→ **GIVEN EXERCISE**: Restate the records in their entirety, word for word.

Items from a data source
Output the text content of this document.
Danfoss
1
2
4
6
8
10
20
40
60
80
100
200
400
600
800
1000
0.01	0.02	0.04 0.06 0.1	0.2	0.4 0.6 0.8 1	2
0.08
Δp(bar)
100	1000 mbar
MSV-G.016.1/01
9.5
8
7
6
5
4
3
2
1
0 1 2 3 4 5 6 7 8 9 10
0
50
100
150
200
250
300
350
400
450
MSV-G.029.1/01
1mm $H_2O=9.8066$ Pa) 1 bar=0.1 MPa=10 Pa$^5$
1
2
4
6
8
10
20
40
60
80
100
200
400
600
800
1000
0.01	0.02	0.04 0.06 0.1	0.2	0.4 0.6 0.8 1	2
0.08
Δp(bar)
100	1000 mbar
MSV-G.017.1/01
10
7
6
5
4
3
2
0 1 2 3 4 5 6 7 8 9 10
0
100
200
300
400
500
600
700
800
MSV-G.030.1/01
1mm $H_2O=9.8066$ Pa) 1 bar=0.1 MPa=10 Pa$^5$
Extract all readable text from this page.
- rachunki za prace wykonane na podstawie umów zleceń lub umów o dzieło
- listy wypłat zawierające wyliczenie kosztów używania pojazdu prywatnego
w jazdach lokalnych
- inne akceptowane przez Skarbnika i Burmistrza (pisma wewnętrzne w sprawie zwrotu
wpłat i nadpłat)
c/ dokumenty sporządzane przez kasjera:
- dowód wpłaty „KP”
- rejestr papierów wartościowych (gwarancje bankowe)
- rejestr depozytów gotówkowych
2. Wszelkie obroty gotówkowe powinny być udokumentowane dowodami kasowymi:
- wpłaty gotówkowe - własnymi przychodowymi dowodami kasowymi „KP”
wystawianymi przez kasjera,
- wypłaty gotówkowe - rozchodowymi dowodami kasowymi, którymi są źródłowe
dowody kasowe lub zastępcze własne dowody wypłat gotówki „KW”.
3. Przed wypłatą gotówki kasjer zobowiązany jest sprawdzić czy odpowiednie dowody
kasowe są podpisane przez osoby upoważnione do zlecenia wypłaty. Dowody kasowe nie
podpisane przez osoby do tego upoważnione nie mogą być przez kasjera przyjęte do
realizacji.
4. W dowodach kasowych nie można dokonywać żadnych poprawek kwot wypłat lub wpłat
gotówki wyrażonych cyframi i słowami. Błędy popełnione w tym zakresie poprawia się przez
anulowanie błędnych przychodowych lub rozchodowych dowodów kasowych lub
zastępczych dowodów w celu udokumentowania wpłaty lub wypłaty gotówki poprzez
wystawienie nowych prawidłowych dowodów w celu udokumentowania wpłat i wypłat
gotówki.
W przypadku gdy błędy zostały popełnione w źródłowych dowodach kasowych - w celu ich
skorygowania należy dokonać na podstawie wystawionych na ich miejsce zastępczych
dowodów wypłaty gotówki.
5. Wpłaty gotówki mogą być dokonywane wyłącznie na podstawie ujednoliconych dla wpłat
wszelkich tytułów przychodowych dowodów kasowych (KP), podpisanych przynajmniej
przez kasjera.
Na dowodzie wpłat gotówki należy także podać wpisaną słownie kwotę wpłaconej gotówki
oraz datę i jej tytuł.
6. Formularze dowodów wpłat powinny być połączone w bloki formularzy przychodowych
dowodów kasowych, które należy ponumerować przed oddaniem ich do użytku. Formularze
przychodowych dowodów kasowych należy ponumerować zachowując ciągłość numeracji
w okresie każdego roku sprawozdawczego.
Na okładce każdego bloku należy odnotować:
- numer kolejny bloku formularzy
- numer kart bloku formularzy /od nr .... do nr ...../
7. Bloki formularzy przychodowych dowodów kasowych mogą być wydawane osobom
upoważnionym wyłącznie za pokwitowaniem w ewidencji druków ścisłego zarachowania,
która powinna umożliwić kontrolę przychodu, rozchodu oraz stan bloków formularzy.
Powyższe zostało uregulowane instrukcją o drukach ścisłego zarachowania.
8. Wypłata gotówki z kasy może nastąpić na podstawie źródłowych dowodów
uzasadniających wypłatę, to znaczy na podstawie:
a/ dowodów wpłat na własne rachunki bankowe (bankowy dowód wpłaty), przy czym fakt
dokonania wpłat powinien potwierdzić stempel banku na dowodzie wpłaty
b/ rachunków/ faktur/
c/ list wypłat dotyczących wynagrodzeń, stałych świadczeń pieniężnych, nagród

→ **TASK OUTPUT**:
Output the text content of this document.
Danfoss
1
2
4
6
8
10
20
40
60
80
100
200
400
600
800
1000
0.01	0.02	0.04 0.06 0.1	0.2	0.4 0.6 0.8 1	2
0.08
Δp(bar)
100	1000 mbar
MSV-G.016.1/01
9.5
8
7
6
5
4
3
2
1
0 1 2 3 4 5 6 7 8 9 10
0
50
100
150
200
250
300
350
400
450
MSV-G.029.1/01
1mm $H_2O=9.8066$ Pa) 1 bar=0.1 MPa=10 Pa$^5$
1
2
4
6
8
10
20
40
60
80
100
200
400
600
800
1000
0.01	0.02	0.04 0.06 0.1	0.2	0.4 0.6 0.8 1	2
0.08
Δp(bar)
100	1000 mbar
MSV-G.017.1/01
10
7
6
5
4
3
2
0 1 2 3 4 5 6 7 8 9 10
0
100
200
300
400
500
600
700
800
MSV-G.030.1/01
1mm $H_2O=9.8066$ Pa) 1 bar=0.1 MPa=10 Pa$^5$
Extract all readable text from this page.
- rachunki za prace wykonane na podstawie umów zleceń lub umów o dzieło
- listy wypłat zawierające wyliczenie kosztów używania pojazdu prywatnego
w jazdach lokalnych
- inne akceptowane przez Skarbnika i Burmistrza (pisma wewnętrzne w sprawie zwrotu
wpłat i nadpłat)
c/ dokumenty sporządzane przez kasjera:
- dowód wpłaty „KP”
- rejestr papierów wartościowych (gwarancje bankowe)
- rejestr depozytów gotówkowych
2. Wszelkie obroty gotówkowe powinny być udokumentowane dowodami kasowymi:
- wpłaty gotówkowe - własnymi przychodowymi dowodami kasowymi „KP”
wystawianymi przez kasjera,
- wypłaty gotówkowe - rozchodowymi dowodami kasowymi, którymi są źródłowe
dowody kasowe lub zastępcze własne dowody wypłat gotówki „KW”.
3. Przed wypłatą gotówki kasjer zobowiązany jest sprawdzić czy odpowiednie dowody
kasowe są podpisane przez osoby upoważnione do zlecenia wypłaty. Dowody kasowe nie
podpisane przez osoby do tego upoważnione nie mogą być przez kasjera przyjęte do
realizacji.
4. W dowodach kasowych nie można dokonywać żadnych poprawek kwot wypłat lub wpłat
gotówki wyrażonych cyframi i słowami. Błędy popełnione w tym zakresie poprawia się przez
anulowanie błędnych przychodowych lub rozchodowych dowodów kasowych lub
zastępczych dowodów w celu udokumentowania wpłaty lub wypłaty gotówki poprzez
wystawienie nowych prawidłowych dowodów w celu udokumentowania wpłat i wypłat
gotówki.
W przypadku gdy błędy zostały popełnione w źródłowych dowodach kasowych - w celu ich
skorygowania należy dokonać na podstawie wystawionych na ich miejsce zastępczych
dowodów wypłaty gotówki.
5. Wpłaty gotówki mogą być dokonywane wyłącznie na podstawie ujednoliconych dla wpłat
wszelkich tytułów przychodowych dowodów kasowych (KP), podpisanych przynajmniej
przez kasjera.
Na dowodzie wpłat gotówki należy także podać wpisaną słownie kwotę wpłaconej gotówki
oraz datę i jej tytuł.
6. Formularze dowodów wpłat powinny być połączone w bloki formularzy przychodowych
dowodów kasowych, które należy ponumerować przed oddaniem ich do użytku. Formularze
przychodowych dowodów kasowych należy ponumerować zachowując ciągłość numeracji
w okresie każdego roku sprawozdawczego.
Na okładce każdego bloku należy odnotować:
- numer kolejny bloku formularzy
- numer kart bloku formularzy /od nr .... do nr ...../
7. Bloki formularzy przychodowych dowodów kasowych mogą być wydawane osobom
upoważnionym wyłącznie za pokwitowaniem w ewidencji druków ścisłego zarachowania,
która powinna umożliwić kontrolę przychodu, rozchodu oraz stan bloków formularzy.
Powyższe zostało uregulowane instrukcją o drukach ścisłego zarachowania.
8. Wypłata gotówki z kasy może nastąpić na podstawie źródłowych dowodów
uzasadniających wypłatę, to znaczy na podstawie:
a/ dowodów wpłat na własne rachunki bankowe (bankowy dowód wpłaty), przy czym fakt
dokonania wpłat powinien potwierdzić stempel banku na dowodzie wpłaty
b/ rachunków/ faktur/
c/ list wypłat dotyczących wynagrodzeń, stałych świadczeń pieniężnych, nagród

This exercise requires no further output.